If the loss distribution is normal with mean $\mu$ and variance $\sigma^2$, then the Value-at-Risk and Expexted Shortfall (or CVaR) at level $\alpha \in (0, 1)$ are \begin{align*} \mbox{VaR}_\alpha & = \mu + \sigma \Phi^{-1}(\alpha) , \\ \mbox{ES}_\alpha & = \mu + \sigma \frac{\phi\{\Phi^{-1}(\alpha)\}}{1 - \alpha} , \end{align*} where $\phi$ denotes the density function of the standard normal distribution, and $\Phi$ its distribution function.

● WHAT YOU HAVE TO DO
According to the passage on Value-at-Risk, what does $\phi$ denote?

● DATASET EXCERPT
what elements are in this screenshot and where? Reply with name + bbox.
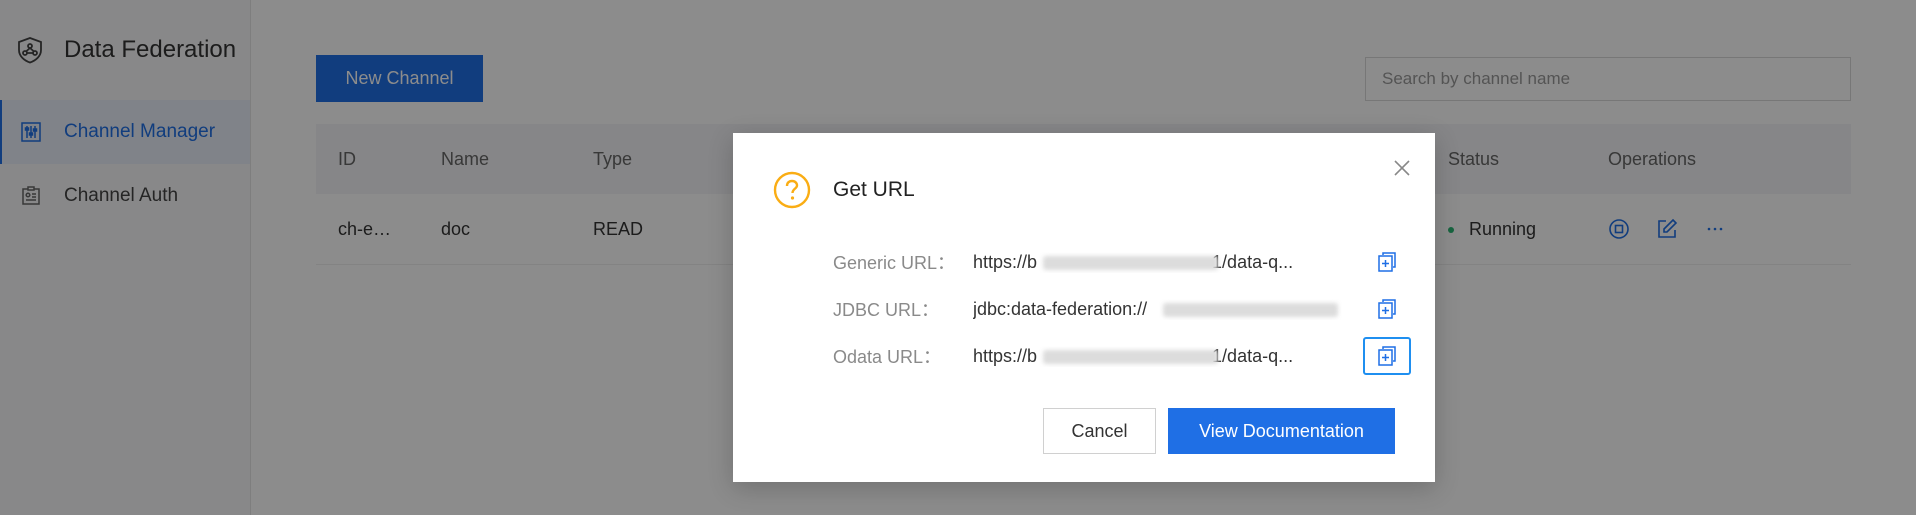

● RESULT BELOW
$\phi$ denotes the density function of the standard normal distribution.